------ Material provided ------

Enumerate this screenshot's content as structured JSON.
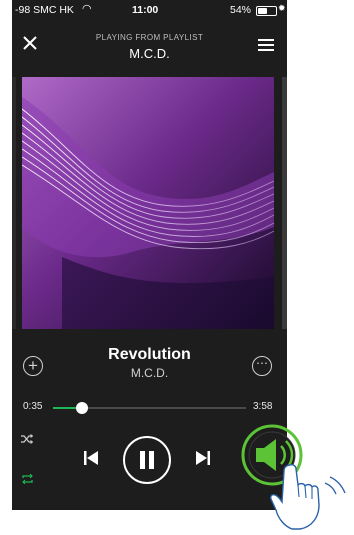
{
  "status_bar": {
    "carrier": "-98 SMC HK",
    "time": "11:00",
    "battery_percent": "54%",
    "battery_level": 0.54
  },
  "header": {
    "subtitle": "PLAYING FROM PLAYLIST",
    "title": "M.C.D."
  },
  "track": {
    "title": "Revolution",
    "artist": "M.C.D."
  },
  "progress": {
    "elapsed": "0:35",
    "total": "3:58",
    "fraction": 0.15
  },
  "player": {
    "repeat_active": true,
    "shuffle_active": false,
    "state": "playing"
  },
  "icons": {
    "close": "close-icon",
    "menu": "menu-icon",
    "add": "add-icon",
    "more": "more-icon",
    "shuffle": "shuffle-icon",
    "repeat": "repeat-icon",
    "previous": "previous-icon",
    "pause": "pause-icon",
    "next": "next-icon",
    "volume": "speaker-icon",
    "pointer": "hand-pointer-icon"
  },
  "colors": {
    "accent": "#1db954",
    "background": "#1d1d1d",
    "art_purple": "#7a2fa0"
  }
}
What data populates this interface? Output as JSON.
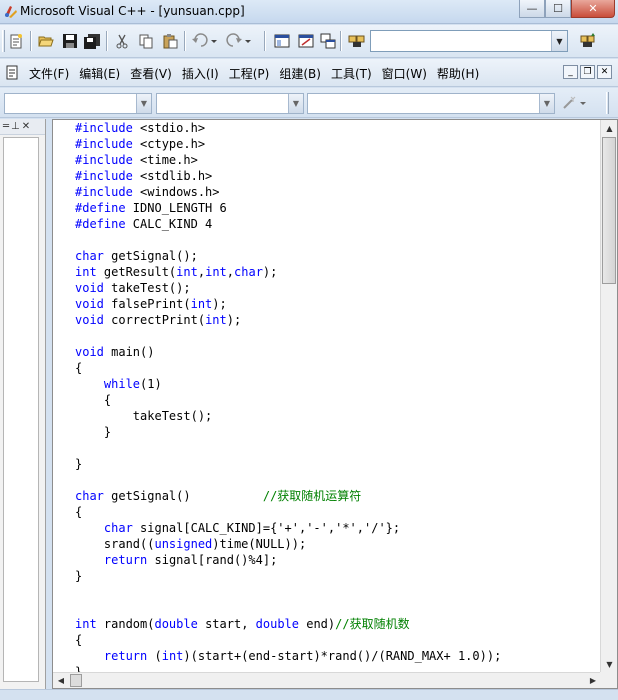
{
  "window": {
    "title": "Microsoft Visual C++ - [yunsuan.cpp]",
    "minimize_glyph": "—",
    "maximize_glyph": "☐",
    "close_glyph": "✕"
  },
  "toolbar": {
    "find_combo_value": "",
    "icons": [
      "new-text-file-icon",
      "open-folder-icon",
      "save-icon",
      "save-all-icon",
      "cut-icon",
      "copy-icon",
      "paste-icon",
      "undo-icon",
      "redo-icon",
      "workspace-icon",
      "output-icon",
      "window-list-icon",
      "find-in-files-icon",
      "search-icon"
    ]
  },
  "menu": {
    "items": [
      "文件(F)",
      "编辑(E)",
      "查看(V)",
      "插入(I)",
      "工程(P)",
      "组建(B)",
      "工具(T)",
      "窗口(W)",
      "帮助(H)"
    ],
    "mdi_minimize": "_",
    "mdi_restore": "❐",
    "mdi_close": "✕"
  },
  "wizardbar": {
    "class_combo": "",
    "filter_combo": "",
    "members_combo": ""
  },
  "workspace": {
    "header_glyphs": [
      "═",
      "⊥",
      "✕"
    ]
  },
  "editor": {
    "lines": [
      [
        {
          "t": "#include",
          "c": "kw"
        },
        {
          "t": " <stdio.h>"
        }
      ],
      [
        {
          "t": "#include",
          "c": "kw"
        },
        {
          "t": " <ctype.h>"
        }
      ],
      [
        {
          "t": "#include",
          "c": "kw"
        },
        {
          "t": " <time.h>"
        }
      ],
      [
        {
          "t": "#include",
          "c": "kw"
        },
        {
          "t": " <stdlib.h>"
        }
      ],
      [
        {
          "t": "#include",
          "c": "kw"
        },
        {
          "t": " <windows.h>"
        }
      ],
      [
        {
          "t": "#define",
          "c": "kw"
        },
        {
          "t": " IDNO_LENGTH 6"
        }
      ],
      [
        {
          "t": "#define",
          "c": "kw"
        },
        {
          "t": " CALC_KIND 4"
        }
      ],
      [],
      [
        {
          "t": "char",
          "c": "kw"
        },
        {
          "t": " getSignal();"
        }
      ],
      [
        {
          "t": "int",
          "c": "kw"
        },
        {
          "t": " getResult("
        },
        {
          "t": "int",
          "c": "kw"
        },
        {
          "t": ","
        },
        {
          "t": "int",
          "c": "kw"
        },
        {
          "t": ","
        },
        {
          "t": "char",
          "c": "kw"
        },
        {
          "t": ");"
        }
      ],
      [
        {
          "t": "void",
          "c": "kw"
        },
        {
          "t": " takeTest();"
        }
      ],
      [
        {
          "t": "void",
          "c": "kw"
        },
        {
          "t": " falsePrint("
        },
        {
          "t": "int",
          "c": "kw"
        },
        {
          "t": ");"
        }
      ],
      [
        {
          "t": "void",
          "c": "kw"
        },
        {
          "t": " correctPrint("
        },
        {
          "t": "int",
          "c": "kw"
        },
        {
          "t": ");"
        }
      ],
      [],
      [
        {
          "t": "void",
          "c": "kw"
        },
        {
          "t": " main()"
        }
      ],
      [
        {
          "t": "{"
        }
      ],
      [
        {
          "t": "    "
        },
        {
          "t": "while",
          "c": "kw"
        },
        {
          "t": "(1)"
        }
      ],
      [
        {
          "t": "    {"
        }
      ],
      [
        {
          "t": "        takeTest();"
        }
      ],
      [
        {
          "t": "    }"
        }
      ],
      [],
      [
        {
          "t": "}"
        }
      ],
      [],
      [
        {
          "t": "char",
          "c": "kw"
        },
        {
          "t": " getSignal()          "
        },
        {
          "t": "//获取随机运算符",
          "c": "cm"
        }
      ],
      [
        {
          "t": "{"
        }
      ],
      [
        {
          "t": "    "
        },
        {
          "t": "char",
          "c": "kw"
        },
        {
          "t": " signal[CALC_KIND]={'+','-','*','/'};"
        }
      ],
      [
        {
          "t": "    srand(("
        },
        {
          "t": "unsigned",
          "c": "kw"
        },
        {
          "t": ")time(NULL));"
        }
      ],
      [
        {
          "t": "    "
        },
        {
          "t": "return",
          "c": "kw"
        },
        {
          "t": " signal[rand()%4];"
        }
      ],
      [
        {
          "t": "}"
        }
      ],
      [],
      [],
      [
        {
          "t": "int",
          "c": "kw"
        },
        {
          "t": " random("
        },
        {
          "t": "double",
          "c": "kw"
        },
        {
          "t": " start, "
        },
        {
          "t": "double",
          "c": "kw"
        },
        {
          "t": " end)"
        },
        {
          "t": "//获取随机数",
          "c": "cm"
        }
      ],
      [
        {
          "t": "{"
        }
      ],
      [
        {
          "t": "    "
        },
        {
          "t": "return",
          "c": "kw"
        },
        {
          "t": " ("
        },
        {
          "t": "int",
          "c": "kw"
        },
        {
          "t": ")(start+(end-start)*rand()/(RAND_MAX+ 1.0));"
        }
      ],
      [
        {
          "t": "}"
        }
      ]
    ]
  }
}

------

▶ **Task**: Quote the data above in full and without alteration; skip the pictures.

▶ **Output for this task**:
Enumerate this screenshot's content as structured JSON.
{
  "status_bar": {
    "carrier": "-98 SMC HK",
    "time": "11:00",
    "battery_percent": "54%",
    "battery_level": 0.54
  },
  "header": {
    "subtitle": "PLAYING FROM PLAYLIST",
    "title": "M.C.D."
  },
  "track": {
    "title": "Revolution",
    "artist": "M.C.D."
  },
  "progress": {
    "elapsed": "0:35",
    "total": "3:58",
    "fraction": 0.15
  },
  "player": {
    "repeat_active": true,
    "shuffle_active": false,
    "state": "playing"
  },
  "icons": {
    "close": "close-icon",
    "menu": "menu-icon",
    "add": "add-icon",
    "more": "more-icon",
    "shuffle": "shuffle-icon",
    "repeat": "repeat-icon",
    "previous": "previous-icon",
    "pause": "pause-icon",
    "next": "next-icon",
    "volume": "speaker-icon",
    "pointer": "hand-pointer-icon"
  },
  "colors": {
    "accent": "#1db954",
    "background": "#1d1d1d",
    "art_purple": "#7a2fa0"
  }
}
What data populates this interface? Output as JSON.
{
  "window": {
    "title": "Microsoft Visual C++ - [yunsuan.cpp]",
    "minimize_glyph": "—",
    "maximize_glyph": "☐",
    "close_glyph": "✕"
  },
  "toolbar": {
    "find_combo_value": "",
    "icons": [
      "new-text-file-icon",
      "open-folder-icon",
      "save-icon",
      "save-all-icon",
      "cut-icon",
      "copy-icon",
      "paste-icon",
      "undo-icon",
      "redo-icon",
      "workspace-icon",
      "output-icon",
      "window-list-icon",
      "find-in-files-icon",
      "search-icon"
    ]
  },
  "menu": {
    "items": [
      "文件(F)",
      "编辑(E)",
      "查看(V)",
      "插入(I)",
      "工程(P)",
      "组建(B)",
      "工具(T)",
      "窗口(W)",
      "帮助(H)"
    ],
    "mdi_minimize": "_",
    "mdi_restore": "❐",
    "mdi_close": "✕"
  },
  "wizardbar": {
    "class_combo": "",
    "filter_combo": "",
    "members_combo": ""
  },
  "workspace": {
    "header_glyphs": [
      "═",
      "⊥",
      "✕"
    ]
  },
  "editor": {
    "lines": [
      [
        {
          "t": "#include",
          "c": "kw"
        },
        {
          "t": " <stdio.h>"
        }
      ],
      [
        {
          "t": "#include",
          "c": "kw"
        },
        {
          "t": " <ctype.h>"
        }
      ],
      [
        {
          "t": "#include",
          "c": "kw"
        },
        {
          "t": " <time.h>"
        }
      ],
      [
        {
          "t": "#include",
          "c": "kw"
        },
        {
          "t": " <stdlib.h>"
        }
      ],
      [
        {
          "t": "#include",
          "c": "kw"
        },
        {
          "t": " <windows.h>"
        }
      ],
      [
        {
          "t": "#define",
          "c": "kw"
        },
        {
          "t": " IDNO_LENGTH 6"
        }
      ],
      [
        {
          "t": "#define",
          "c": "kw"
        },
        {
          "t": " CALC_KIND 4"
        }
      ],
      [],
      [
        {
          "t": "char",
          "c": "kw"
        },
        {
          "t": " getSignal();"
        }
      ],
      [
        {
          "t": "int",
          "c": "kw"
        },
        {
          "t": " getResult("
        },
        {
          "t": "int",
          "c": "kw"
        },
        {
          "t": ","
        },
        {
          "t": "int",
          "c": "kw"
        },
        {
          "t": ","
        },
        {
          "t": "char",
          "c": "kw"
        },
        {
          "t": ");"
        }
      ],
      [
        {
          "t": "void",
          "c": "kw"
        },
        {
          "t": " takeTest();"
        }
      ],
      [
        {
          "t": "void",
          "c": "kw"
        },
        {
          "t": " falsePrint("
        },
        {
          "t": "int",
          "c": "kw"
        },
        {
          "t": ");"
        }
      ],
      [
        {
          "t": "void",
          "c": "kw"
        },
        {
          "t": " correctPrint("
        },
        {
          "t": "int",
          "c": "kw"
        },
        {
          "t": ");"
        }
      ],
      [],
      [
        {
          "t": "void",
          "c": "kw"
        },
        {
          "t": " main()"
        }
      ],
      [
        {
          "t": "{"
        }
      ],
      [
        {
          "t": "    "
        },
        {
          "t": "while",
          "c": "kw"
        },
        {
          "t": "(1)"
        }
      ],
      [
        {
          "t": "    {"
        }
      ],
      [
        {
          "t": "        takeTest();"
        }
      ],
      [
        {
          "t": "    }"
        }
      ],
      [],
      [
        {
          "t": "}"
        }
      ],
      [],
      [
        {
          "t": "char",
          "c": "kw"
        },
        {
          "t": " getSignal()          "
        },
        {
          "t": "//获取随机运算符",
          "c": "cm"
        }
      ],
      [
        {
          "t": "{"
        }
      ],
      [
        {
          "t": "    "
        },
        {
          "t": "char",
          "c": "kw"
        },
        {
          "t": " signal[CALC_KIND]={'+','-','*','/'};"
        }
      ],
      [
        {
          "t": "    srand(("
        },
        {
          "t": "unsigned",
          "c": "kw"
        },
        {
          "t": ")time(NULL));"
        }
      ],
      [
        {
          "t": "    "
        },
        {
          "t": "return",
          "c": "kw"
        },
        {
          "t": " signal[rand()%4];"
        }
      ],
      [
        {
          "t": "}"
        }
      ],
      [],
      [],
      [
        {
          "t": "int",
          "c": "kw"
        },
        {
          "t": " random("
        },
        {
          "t": "double",
          "c": "kw"
        },
        {
          "t": " start, "
        },
        {
          "t": "double",
          "c": "kw"
        },
        {
          "t": " end)"
        },
        {
          "t": "//获取随机数",
          "c": "cm"
        }
      ],
      [
        {
          "t": "{"
        }
      ],
      [
        {
          "t": "    "
        },
        {
          "t": "return",
          "c": "kw"
        },
        {
          "t": " ("
        },
        {
          "t": "int",
          "c": "kw"
        },
        {
          "t": ")(start+(end-start)*rand()/(RAND_MAX+ 1.0));"
        }
      ],
      [
        {
          "t": "}"
        }
      ]
    ]
  }
}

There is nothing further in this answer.